#### WHAT IS NEEDED
Copy each line below that contains "items".

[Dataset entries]
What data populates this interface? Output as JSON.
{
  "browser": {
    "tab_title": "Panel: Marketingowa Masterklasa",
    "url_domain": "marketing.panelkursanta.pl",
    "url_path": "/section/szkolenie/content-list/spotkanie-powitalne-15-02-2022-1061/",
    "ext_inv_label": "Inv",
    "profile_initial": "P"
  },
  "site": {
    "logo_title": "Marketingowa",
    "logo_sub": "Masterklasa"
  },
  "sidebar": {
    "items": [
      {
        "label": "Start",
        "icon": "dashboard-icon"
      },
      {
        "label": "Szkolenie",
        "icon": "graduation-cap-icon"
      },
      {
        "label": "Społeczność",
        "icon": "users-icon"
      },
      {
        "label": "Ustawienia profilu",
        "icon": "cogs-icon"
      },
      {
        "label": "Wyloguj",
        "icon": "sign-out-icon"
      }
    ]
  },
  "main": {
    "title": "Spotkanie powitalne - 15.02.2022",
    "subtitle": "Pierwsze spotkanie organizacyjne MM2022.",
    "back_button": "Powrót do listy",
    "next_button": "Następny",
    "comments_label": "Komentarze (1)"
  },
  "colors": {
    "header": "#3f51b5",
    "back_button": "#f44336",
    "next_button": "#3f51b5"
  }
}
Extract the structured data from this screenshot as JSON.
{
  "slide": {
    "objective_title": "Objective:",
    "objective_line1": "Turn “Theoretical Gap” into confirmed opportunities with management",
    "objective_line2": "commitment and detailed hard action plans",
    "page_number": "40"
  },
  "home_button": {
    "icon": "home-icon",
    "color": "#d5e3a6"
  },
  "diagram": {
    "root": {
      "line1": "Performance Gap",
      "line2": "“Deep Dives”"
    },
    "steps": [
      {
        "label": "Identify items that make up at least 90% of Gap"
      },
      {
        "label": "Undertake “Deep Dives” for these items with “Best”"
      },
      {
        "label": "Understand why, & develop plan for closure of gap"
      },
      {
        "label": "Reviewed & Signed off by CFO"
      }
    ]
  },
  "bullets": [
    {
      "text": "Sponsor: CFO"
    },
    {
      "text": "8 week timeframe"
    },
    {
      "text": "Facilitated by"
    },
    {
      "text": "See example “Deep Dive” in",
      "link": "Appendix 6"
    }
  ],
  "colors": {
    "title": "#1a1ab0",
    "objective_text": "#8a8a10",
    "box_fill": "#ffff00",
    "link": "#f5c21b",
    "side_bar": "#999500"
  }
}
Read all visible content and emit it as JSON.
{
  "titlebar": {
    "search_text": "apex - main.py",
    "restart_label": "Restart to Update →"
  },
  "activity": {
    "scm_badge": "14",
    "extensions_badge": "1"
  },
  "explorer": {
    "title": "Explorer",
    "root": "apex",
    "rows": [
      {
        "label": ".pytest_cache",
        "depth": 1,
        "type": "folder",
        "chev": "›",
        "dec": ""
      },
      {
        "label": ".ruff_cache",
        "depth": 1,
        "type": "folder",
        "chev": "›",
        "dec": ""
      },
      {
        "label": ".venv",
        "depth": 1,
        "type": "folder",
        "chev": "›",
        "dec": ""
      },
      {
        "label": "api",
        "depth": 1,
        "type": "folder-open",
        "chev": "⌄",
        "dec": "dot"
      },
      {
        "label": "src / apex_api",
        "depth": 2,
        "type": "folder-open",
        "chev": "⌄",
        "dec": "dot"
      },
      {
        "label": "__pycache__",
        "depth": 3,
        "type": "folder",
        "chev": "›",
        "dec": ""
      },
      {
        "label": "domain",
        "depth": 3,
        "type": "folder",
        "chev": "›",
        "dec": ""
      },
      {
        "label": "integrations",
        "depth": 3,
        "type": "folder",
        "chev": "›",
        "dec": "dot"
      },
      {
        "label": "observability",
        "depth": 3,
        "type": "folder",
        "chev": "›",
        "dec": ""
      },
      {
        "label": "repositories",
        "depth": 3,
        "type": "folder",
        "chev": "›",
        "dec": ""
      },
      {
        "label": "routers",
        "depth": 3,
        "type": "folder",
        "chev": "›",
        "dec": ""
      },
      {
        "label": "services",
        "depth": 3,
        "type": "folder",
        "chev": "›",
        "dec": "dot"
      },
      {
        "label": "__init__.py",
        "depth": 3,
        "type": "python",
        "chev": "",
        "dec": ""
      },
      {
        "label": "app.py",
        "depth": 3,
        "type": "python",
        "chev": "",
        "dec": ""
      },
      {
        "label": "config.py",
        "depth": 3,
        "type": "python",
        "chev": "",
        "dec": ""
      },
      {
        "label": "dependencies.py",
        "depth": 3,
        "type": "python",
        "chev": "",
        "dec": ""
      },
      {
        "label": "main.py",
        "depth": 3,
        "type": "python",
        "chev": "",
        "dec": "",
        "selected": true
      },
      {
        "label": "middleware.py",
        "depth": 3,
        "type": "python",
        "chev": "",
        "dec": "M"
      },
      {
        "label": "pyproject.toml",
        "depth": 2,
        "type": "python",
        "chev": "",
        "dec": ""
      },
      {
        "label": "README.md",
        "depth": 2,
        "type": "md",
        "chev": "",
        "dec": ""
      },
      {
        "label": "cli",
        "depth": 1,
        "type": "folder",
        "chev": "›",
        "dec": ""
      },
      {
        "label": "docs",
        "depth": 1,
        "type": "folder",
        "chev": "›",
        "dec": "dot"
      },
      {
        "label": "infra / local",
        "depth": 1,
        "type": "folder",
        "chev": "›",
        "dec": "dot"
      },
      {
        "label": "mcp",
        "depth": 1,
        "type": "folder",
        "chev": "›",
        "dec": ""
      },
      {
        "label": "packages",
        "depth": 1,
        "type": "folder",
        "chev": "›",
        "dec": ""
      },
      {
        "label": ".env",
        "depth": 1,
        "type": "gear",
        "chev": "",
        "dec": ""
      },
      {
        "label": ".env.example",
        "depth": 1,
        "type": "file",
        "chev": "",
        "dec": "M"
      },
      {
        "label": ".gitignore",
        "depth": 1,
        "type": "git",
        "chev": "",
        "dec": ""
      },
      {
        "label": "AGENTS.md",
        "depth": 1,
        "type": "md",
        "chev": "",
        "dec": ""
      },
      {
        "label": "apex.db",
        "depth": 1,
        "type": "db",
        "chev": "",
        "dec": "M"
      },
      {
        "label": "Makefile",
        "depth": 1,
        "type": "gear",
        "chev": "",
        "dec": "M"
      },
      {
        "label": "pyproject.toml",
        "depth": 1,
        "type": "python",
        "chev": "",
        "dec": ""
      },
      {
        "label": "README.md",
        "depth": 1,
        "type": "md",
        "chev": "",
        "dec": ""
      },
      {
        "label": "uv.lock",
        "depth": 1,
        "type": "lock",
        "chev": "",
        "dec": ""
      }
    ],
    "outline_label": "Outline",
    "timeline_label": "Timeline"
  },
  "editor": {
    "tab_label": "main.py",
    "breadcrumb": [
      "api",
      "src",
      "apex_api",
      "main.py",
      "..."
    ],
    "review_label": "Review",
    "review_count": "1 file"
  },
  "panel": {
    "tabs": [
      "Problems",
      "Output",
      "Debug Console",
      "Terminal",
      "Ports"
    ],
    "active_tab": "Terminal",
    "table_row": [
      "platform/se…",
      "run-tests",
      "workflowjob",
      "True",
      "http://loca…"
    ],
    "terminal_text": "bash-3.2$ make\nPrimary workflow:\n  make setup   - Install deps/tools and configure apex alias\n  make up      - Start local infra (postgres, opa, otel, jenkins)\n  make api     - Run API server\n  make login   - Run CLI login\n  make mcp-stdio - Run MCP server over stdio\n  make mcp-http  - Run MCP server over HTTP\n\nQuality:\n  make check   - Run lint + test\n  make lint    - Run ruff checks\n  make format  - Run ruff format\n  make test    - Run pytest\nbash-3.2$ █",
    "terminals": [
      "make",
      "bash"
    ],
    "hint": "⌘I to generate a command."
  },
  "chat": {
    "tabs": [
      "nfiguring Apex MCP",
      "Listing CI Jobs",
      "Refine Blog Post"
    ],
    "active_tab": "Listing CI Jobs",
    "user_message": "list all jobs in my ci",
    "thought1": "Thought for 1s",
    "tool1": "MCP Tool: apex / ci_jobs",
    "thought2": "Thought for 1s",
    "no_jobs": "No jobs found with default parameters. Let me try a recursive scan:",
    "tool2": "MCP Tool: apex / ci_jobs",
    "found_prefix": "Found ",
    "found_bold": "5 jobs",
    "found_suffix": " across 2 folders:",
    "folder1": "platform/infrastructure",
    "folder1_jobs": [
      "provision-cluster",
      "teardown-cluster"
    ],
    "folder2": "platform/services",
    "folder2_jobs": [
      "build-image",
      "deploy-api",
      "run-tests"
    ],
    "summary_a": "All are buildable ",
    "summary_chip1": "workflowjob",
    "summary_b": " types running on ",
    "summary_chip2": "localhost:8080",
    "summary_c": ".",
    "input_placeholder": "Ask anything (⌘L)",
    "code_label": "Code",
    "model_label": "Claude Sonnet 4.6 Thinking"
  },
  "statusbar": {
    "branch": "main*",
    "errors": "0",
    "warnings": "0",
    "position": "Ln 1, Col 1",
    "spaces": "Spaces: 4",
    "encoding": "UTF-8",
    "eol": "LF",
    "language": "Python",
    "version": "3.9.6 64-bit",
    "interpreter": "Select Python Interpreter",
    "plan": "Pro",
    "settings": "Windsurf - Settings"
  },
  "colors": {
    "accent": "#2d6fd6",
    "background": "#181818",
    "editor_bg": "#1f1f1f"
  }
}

#### RESPONSE TO THE EXERCISE
    "items": [
        "label": "Identify items that make up at least 90% of Gap"
        "label": "Undertake “Deep Dives” for these items with “Best”"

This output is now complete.